Dataset records on visual material:
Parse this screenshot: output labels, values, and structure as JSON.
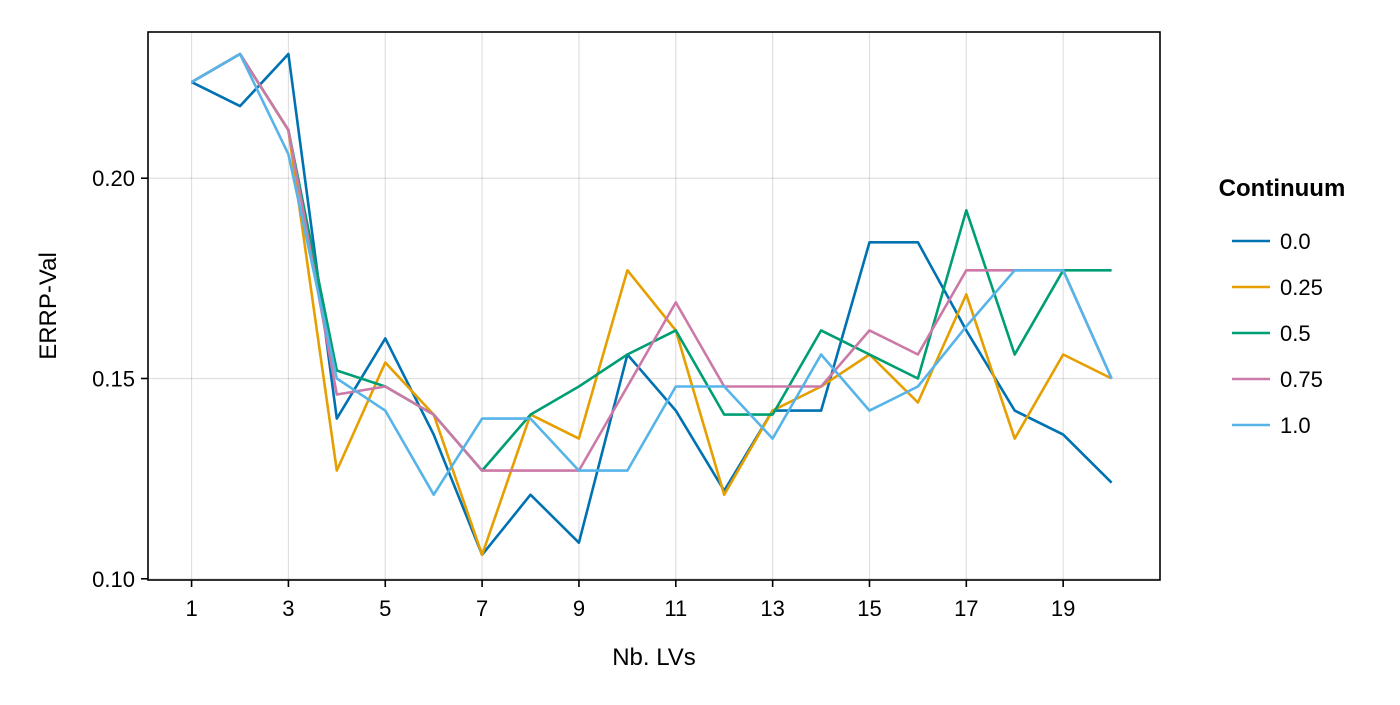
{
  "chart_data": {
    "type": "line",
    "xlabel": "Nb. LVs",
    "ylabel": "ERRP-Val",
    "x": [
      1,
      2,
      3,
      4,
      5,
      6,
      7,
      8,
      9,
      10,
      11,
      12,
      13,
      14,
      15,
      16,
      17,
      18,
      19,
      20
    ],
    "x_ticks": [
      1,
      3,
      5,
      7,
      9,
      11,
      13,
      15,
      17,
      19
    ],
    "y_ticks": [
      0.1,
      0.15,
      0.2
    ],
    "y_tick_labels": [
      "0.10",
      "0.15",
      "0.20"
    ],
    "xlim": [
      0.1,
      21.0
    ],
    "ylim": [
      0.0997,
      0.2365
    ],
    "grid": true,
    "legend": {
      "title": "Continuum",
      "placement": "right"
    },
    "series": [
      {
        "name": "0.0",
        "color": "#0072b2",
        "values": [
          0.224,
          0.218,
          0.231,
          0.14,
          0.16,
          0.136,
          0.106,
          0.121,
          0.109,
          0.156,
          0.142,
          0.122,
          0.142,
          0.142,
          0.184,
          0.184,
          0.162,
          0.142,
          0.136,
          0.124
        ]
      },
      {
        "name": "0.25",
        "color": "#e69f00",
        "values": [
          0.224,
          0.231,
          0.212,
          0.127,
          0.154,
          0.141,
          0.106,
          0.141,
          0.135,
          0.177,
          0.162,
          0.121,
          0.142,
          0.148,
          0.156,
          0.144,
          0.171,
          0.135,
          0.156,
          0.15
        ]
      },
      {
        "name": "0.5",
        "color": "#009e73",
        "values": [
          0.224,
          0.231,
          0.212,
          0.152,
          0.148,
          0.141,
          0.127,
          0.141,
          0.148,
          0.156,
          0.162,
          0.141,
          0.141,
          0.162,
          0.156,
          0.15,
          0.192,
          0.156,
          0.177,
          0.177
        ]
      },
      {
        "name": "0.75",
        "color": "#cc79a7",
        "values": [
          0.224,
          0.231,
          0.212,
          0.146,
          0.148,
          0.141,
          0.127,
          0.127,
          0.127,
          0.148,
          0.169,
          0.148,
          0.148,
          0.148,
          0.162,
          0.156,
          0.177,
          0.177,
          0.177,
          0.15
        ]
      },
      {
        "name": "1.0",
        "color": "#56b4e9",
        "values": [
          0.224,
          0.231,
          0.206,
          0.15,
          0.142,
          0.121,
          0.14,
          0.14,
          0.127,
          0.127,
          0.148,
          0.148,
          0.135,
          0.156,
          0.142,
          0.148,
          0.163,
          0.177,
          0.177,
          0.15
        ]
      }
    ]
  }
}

▶ _AIM_:
The answer is one number: how many lines of the material above contain "color".

▶ _EXERCISE OUTPUT_:
5